**Objective:**
Note each line where "this" appears, and copy it.
======== Supplied material ========
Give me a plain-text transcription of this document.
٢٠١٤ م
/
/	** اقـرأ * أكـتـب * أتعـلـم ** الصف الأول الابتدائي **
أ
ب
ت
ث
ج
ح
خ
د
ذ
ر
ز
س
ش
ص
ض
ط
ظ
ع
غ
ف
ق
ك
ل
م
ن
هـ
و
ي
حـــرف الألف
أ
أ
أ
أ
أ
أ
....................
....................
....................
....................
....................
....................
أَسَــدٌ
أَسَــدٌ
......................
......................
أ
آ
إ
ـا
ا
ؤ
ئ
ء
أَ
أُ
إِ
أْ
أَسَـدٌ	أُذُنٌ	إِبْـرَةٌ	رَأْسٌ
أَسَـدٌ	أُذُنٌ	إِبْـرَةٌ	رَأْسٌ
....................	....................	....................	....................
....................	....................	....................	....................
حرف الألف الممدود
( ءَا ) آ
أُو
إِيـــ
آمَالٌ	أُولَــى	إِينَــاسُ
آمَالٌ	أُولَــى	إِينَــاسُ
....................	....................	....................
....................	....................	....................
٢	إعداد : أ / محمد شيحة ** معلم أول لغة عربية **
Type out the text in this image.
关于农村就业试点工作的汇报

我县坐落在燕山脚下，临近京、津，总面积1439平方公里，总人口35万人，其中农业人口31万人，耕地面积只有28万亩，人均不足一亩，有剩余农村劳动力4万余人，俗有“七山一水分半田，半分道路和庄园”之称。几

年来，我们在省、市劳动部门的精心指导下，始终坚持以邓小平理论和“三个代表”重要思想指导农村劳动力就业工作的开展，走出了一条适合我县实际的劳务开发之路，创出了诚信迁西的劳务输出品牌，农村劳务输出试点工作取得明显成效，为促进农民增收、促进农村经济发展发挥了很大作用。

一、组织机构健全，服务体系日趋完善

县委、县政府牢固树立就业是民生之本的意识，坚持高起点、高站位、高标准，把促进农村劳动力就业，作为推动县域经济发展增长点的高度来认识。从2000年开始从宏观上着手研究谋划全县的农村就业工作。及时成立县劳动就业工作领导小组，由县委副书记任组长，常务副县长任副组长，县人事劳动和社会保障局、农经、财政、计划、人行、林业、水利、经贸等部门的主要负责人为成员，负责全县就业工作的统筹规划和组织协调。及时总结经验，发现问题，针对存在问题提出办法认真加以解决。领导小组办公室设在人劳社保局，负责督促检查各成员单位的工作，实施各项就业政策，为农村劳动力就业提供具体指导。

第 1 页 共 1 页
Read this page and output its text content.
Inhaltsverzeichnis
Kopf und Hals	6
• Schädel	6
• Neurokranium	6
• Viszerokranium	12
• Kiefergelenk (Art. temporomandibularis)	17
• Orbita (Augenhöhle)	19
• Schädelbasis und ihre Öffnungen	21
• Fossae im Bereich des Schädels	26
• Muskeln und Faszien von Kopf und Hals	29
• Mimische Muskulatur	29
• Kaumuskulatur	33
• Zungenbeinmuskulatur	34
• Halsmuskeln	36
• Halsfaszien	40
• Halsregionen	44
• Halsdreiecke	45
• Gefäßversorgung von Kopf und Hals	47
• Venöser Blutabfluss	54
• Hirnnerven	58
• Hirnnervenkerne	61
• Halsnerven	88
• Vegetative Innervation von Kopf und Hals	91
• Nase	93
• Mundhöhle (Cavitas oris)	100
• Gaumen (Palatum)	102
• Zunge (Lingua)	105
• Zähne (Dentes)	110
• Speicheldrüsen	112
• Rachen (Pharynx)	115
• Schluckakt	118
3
========
**Expected answer:**
Give me a plain-text transcription of this document.
Type out the text in this image.
Read this page and output its text content.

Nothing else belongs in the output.